━━━ Input records

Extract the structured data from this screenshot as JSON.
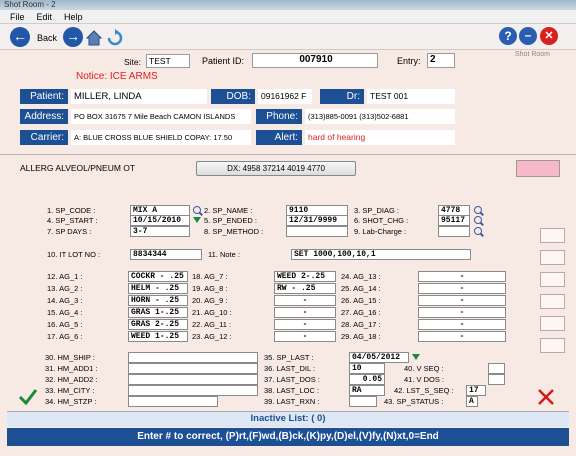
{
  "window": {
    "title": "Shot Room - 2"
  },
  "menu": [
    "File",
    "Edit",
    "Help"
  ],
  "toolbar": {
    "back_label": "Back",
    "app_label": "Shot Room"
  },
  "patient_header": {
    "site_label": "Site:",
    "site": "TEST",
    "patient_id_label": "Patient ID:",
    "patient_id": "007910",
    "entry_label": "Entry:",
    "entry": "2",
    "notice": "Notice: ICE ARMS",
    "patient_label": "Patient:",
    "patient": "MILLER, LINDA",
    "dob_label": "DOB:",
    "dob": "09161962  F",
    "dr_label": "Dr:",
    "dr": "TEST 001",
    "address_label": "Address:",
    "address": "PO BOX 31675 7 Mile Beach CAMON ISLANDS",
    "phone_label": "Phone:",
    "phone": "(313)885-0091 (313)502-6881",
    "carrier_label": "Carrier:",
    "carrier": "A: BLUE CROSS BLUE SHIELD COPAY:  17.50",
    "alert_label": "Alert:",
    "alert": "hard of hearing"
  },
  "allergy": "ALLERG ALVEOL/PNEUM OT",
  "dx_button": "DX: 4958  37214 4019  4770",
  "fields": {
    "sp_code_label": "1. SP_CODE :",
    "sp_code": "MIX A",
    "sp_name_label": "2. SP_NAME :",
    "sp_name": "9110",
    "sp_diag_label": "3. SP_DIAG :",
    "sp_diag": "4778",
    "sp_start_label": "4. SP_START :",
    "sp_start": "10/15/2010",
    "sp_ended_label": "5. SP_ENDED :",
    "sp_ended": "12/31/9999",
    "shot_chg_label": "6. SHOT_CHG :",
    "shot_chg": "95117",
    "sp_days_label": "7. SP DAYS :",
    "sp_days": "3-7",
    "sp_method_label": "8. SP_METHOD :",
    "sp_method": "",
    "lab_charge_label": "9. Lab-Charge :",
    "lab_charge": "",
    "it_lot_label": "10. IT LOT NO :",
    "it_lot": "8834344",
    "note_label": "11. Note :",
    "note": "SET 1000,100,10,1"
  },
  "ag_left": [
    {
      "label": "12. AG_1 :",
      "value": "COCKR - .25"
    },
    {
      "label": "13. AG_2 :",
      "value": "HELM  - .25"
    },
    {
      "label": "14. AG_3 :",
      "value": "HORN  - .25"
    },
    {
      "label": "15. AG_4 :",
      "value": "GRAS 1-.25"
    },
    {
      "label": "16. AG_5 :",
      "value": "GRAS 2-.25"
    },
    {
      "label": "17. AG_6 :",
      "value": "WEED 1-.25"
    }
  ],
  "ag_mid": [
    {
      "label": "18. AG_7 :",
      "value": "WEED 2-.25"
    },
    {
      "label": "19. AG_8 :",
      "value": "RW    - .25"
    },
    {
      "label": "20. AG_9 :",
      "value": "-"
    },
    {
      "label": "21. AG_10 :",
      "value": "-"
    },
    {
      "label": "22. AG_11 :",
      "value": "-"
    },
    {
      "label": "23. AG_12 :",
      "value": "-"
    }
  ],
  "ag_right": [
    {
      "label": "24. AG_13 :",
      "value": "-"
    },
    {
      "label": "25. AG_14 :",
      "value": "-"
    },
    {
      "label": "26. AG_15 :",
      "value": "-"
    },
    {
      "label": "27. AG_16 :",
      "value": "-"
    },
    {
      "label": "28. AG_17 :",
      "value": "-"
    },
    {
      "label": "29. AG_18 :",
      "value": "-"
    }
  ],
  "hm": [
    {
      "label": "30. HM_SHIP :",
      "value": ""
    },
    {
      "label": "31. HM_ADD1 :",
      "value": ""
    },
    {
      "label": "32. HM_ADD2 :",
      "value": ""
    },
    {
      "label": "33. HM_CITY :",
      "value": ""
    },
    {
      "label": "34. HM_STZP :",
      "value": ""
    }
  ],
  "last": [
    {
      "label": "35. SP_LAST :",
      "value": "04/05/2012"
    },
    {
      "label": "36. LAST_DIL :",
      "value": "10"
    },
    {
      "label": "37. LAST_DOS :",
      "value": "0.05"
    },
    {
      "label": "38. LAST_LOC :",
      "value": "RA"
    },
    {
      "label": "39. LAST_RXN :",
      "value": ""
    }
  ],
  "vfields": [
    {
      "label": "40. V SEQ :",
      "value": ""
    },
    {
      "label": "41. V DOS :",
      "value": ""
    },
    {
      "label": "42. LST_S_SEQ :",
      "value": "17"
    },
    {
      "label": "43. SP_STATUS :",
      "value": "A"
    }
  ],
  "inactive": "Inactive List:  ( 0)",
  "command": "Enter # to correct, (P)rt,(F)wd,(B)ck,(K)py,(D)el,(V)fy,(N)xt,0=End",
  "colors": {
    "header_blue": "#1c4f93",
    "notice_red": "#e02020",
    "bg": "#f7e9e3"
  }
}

━━━━━━
━━━ Input records

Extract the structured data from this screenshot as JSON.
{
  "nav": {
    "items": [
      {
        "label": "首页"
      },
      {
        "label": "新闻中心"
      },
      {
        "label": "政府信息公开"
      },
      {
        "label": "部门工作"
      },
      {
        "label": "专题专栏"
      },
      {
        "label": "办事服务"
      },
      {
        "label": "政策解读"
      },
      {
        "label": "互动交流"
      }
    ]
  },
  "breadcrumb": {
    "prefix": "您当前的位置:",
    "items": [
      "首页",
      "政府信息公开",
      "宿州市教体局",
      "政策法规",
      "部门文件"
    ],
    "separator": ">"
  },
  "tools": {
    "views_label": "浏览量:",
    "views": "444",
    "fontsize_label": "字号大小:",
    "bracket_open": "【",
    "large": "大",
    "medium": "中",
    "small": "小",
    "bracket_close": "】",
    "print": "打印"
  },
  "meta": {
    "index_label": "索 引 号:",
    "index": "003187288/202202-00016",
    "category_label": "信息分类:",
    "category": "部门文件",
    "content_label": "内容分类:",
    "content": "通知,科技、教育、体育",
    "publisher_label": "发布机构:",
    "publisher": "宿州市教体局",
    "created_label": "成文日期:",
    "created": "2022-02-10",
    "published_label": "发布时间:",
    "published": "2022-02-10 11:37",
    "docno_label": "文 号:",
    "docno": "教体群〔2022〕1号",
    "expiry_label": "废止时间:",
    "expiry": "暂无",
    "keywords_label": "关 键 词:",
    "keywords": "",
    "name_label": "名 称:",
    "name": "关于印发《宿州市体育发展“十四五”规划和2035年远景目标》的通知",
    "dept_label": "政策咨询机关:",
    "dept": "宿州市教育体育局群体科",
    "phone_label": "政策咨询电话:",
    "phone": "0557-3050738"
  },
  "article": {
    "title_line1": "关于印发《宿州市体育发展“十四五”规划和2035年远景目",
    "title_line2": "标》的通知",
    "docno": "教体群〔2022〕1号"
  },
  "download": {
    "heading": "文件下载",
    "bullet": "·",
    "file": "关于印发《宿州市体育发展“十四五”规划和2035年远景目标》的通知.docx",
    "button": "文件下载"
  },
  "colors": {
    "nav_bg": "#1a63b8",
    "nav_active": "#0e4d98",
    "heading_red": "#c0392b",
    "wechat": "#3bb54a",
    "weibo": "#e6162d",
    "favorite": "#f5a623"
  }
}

━━━━━━
━━━ Input records

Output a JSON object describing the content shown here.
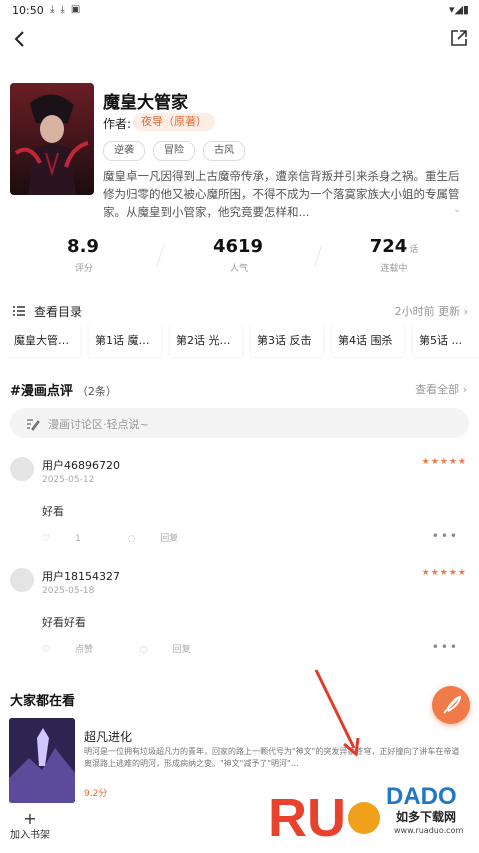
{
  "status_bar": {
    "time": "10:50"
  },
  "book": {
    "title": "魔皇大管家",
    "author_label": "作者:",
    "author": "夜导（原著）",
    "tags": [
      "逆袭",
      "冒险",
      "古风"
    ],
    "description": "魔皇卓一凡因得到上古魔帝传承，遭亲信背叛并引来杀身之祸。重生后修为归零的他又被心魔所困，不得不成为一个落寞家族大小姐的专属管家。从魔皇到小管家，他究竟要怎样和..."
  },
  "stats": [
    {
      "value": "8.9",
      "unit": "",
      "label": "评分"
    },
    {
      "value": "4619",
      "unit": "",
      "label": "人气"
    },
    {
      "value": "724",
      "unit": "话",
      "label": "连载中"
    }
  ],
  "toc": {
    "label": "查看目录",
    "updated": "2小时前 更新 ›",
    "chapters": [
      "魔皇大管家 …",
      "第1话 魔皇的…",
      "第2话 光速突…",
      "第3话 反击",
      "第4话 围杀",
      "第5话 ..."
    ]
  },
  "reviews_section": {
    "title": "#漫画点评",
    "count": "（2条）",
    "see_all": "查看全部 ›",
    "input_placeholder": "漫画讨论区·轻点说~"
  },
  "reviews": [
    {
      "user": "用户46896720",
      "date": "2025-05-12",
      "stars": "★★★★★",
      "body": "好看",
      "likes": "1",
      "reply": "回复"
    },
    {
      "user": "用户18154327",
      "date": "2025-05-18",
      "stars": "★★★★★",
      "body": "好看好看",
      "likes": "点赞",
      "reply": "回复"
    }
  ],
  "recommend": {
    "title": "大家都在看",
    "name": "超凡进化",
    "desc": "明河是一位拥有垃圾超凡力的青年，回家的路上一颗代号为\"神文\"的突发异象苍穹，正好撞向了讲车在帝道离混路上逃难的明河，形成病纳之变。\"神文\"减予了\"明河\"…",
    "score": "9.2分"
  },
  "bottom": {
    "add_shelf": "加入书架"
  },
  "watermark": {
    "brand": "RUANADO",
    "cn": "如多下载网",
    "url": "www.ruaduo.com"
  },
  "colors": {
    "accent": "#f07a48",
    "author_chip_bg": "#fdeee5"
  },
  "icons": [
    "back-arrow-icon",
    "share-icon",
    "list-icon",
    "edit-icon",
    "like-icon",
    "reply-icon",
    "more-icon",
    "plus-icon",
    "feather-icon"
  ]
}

━━━━━━

● Work instructions
Pull out all lines containing "关于印发".

● Response for this exercise
    "name": "关于印发《宿州市体育发展“十四五”规划和2035年远景目标》的通知",
    "title_line1": "关于印发《宿州市体育发展“十四五”规划和2035年远景目",
    "file": "关于印发《宿州市体育发展“十四五”规划和2035年远景目标》的通知.docx",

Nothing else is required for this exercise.